§ **WHAT YOU WILL DO**
Without the pictures, output the records below word for word.

§ **RECORDS TO USE**

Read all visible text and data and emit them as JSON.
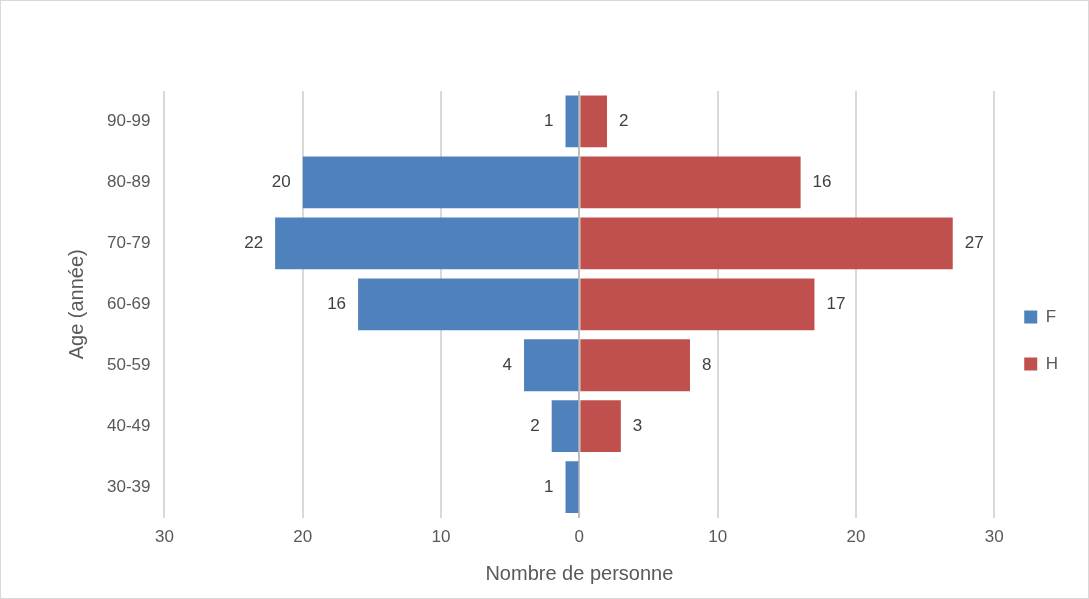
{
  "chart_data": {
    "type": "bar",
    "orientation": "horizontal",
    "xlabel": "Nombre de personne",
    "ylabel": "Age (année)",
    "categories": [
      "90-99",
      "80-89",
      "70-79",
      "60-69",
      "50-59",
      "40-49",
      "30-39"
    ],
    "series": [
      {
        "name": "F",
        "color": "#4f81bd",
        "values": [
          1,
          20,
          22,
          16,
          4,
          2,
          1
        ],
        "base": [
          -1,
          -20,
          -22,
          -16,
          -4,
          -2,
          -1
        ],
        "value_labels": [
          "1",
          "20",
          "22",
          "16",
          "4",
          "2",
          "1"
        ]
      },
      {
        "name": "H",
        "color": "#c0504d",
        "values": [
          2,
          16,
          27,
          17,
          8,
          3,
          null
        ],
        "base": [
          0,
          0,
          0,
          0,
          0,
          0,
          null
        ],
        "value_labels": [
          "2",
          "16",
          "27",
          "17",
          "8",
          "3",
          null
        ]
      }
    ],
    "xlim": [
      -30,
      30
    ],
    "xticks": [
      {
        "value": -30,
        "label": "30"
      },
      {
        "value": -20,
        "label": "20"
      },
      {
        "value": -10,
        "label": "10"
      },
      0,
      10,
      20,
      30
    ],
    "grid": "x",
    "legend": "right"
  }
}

§ **CORRECT ANSWER**
Read all visible text and data and emit them as JSON.
{
  "chart_data": {
    "type": "bar",
    "orientation": "horizontal",
    "xlabel": "Nombre de personne",
    "ylabel": "Age (année)",
    "categories": [
      "90-99",
      "80-89",
      "70-79",
      "60-69",
      "50-59",
      "40-49",
      "30-39"
    ],
    "series": [
      {
        "name": "F",
        "color": "#4f81bd",
        "values": [
          1,
          20,
          22,
          16,
          4,
          2,
          1
        ],
        "base": [
          -1,
          -20,
          -22,
          -16,
          -4,
          -2,
          -1
        ],
        "value_labels": [
          "1",
          "20",
          "22",
          "16",
          "4",
          "2",
          "1"
        ]
      },
      {
        "name": "H",
        "color": "#c0504d",
        "values": [
          2,
          16,
          27,
          17,
          8,
          3,
          null
        ],
        "base": [
          0,
          0,
          0,
          0,
          0,
          0,
          null
        ],
        "value_labels": [
          "2",
          "16",
          "27",
          "17",
          "8",
          "3",
          null
        ]
      }
    ],
    "xlim": [
      -30,
      30
    ],
    "xticks": [
      {
        "value": -30,
        "label": "30"
      },
      {
        "value": -20,
        "label": "20"
      },
      {
        "value": -10,
        "label": "10"
      },
      0,
      10,
      20,
      30
    ],
    "grid": "x",
    "legend": "right"
  }
}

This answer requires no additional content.